Job -
Quote the full listing word for word.

Extracted data entries:

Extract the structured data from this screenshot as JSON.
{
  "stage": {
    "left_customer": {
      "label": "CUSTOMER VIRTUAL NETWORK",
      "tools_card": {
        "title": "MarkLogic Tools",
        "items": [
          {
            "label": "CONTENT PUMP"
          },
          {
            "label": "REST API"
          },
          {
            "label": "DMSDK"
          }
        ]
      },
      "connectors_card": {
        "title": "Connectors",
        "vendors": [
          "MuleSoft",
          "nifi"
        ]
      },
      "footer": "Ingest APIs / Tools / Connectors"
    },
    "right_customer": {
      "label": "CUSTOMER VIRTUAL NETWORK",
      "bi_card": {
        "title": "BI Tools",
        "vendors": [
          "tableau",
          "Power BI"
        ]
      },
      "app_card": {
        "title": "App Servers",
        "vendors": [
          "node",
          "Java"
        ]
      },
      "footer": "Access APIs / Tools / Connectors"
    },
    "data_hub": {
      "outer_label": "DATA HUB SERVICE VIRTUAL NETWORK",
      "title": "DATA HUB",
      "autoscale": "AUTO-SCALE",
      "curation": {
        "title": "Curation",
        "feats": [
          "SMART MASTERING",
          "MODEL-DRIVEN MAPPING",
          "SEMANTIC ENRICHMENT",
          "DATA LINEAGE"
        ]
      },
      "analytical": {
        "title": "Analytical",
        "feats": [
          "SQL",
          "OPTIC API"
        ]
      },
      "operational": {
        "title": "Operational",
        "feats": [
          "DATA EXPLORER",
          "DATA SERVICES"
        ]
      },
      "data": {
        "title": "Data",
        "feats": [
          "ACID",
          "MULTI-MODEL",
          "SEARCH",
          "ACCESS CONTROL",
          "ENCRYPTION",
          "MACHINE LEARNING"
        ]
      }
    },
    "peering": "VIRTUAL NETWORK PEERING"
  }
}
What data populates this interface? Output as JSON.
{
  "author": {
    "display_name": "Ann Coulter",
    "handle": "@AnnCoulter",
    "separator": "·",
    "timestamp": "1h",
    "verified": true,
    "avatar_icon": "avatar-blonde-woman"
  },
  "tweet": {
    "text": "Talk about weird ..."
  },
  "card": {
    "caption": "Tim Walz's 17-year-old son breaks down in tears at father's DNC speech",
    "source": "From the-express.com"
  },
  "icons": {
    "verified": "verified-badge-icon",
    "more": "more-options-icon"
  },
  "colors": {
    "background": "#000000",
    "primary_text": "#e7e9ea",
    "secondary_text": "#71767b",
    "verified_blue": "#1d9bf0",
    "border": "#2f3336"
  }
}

Problem solution -
Extract the structured data from this screenshot as JSON.
{
  "stage": {
    "left_customer": {
      "label": "CUSTOMER VIRTUAL NETWORK",
      "tools_card": {
        "title": "MarkLogic Tools",
        "items": [
          {
            "label": "CONTENT PUMP"
          },
          {
            "label": "REST API"
          },
          {
            "label": "DMSDK"
          }
        ]
      },
      "connectors_card": {
        "title": "Connectors",
        "vendors": [
          "MuleSoft",
          "nifi"
        ]
      },
      "footer": "Ingest APIs / Tools / Connectors"
    },
    "right_customer": {
      "label": "CUSTOMER VIRTUAL NETWORK",
      "bi_card": {
        "title": "BI Tools",
        "vendors": [
          "tableau",
          "Power BI"
        ]
      },
      "app_card": {
        "title": "App Servers",
        "vendors": [
          "node",
          "Java"
        ]
      },
      "footer": "Access APIs / Tools / Connectors"
    },
    "data_hub": {
      "outer_label": "DATA HUB SERVICE VIRTUAL NETWORK",
      "title": "DATA HUB",
      "autoscale": "AUTO-SCALE",
      "curation": {
        "title": "Curation",
        "feats": [
          "SMART MASTERING",
          "MODEL-DRIVEN MAPPING",
          "SEMANTIC ENRICHMENT",
          "DATA LINEAGE"
        ]
      },
      "analytical": {
        "title": "Analytical",
        "feats": [
          "SQL",
          "OPTIC API"
        ]
      },
      "operational": {
        "title": "Operational",
        "feats": [
          "DATA EXPLORER",
          "DATA SERVICES"
        ]
      },
      "data": {
        "title": "Data",
        "feats": [
          "ACID",
          "MULTI-MODEL",
          "SEARCH",
          "ACCESS CONTROL",
          "ENCRYPTION",
          "MACHINE LEARNING"
        ]
      }
    },
    "peering": "VIRTUAL NETWORK PEERING"
  }
}
What data populates this interface? Output as JSON.
{
  "author": {
    "display_name": "Ann Coulter",
    "handle": "@AnnCoulter",
    "separator": "·",
    "timestamp": "1h",
    "verified": true,
    "avatar_icon": "avatar-blonde-woman"
  },
  "tweet": {
    "text": "Talk about weird ..."
  },
  "card": {
    "caption": "Tim Walz's 17-year-old son breaks down in tears at father's DNC speech",
    "source": "From the-express.com"
  },
  "icons": {
    "verified": "verified-badge-icon",
    "more": "more-options-icon"
  },
  "colors": {
    "background": "#000000",
    "primary_text": "#e7e9ea",
    "secondary_text": "#71767b",
    "verified_blue": "#1d9bf0",
    "border": "#2f3336"
  }
}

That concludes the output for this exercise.